>> START

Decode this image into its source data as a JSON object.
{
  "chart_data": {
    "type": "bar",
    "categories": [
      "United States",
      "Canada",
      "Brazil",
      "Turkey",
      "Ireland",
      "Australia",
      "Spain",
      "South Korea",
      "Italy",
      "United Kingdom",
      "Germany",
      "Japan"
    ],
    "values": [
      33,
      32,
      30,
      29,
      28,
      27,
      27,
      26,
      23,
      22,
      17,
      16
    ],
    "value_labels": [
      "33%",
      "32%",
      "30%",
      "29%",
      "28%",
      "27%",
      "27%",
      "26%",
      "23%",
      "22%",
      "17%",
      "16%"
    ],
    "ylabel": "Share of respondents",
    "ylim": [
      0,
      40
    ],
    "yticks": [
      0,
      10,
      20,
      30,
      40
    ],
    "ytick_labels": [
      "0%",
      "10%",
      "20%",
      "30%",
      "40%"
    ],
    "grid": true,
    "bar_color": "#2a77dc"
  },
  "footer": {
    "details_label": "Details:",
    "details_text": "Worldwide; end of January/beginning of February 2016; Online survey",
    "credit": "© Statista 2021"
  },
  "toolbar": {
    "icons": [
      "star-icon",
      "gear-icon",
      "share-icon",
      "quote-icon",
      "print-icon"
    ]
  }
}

>> END
>> START

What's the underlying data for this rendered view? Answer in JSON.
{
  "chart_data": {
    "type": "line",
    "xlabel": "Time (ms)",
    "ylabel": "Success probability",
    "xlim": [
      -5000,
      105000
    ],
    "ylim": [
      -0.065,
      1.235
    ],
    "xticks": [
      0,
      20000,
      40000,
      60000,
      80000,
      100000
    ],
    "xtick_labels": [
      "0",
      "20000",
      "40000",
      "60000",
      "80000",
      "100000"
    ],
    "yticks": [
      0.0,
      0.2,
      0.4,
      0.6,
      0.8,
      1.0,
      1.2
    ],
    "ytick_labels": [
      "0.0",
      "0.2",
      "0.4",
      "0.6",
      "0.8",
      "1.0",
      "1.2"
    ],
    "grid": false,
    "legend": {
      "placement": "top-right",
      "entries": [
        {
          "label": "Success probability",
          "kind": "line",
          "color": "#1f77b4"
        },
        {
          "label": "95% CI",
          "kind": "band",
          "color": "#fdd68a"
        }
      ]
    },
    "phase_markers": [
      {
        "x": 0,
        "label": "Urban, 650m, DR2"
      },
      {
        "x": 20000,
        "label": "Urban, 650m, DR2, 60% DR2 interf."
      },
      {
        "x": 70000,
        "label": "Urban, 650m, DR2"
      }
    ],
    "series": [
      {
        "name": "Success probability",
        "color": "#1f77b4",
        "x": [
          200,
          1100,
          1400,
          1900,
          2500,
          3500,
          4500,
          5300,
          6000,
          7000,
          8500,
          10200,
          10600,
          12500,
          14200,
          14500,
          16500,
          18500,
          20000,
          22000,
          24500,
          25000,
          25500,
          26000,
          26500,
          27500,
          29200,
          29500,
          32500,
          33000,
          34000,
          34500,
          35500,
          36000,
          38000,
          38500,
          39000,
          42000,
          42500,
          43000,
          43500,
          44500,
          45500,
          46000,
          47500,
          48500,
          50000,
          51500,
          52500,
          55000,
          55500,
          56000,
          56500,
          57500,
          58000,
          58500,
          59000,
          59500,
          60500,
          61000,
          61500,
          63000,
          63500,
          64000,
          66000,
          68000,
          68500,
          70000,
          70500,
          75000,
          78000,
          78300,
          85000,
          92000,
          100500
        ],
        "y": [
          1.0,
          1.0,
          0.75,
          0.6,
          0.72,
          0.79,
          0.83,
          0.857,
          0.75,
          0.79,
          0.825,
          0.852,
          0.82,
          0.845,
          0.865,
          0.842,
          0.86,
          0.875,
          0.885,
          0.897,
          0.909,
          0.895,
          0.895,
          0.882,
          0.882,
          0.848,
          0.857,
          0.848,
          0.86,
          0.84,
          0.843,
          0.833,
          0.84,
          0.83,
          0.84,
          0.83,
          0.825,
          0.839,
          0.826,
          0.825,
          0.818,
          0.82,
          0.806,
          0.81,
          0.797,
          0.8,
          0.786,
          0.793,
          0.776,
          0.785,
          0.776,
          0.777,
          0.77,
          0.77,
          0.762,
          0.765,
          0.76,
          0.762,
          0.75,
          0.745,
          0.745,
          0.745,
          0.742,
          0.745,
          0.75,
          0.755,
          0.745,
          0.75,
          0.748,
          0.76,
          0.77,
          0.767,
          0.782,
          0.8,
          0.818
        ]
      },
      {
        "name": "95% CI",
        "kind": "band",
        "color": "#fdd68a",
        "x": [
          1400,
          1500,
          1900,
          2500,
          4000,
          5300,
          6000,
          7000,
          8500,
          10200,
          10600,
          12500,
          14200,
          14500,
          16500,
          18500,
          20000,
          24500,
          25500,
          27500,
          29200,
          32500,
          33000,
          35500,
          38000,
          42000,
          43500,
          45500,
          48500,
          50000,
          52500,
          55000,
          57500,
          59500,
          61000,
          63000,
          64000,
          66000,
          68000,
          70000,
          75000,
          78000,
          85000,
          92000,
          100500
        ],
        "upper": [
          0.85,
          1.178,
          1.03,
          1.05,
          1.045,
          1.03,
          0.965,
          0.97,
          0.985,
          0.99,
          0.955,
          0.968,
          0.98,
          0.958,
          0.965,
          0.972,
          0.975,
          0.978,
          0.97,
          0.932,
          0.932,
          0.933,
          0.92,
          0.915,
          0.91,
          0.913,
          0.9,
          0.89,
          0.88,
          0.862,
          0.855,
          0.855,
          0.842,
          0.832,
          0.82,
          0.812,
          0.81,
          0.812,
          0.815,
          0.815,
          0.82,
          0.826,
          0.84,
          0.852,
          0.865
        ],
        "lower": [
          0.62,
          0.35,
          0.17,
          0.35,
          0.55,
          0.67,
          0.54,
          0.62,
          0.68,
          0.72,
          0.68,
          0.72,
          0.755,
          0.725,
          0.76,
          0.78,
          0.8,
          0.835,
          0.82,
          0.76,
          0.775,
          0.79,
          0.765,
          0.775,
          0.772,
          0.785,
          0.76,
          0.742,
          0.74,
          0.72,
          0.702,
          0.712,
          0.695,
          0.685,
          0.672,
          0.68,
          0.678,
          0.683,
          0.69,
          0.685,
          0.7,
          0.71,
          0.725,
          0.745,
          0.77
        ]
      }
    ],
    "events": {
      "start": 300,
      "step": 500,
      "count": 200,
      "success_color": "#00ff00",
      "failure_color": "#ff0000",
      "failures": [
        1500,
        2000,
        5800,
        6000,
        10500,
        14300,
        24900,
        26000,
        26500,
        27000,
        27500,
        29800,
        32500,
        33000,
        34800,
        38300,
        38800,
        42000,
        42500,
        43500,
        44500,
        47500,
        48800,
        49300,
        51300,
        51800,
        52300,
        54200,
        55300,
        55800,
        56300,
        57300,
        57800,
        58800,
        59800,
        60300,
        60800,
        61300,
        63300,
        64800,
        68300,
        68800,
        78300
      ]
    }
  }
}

>> END

- Aim: Reproduce every line from the entries that holds the word "this".

- Reply:
Decode this image into its source data as a JSON object.
What's the underlying data for this rendered view? Answer in JSON.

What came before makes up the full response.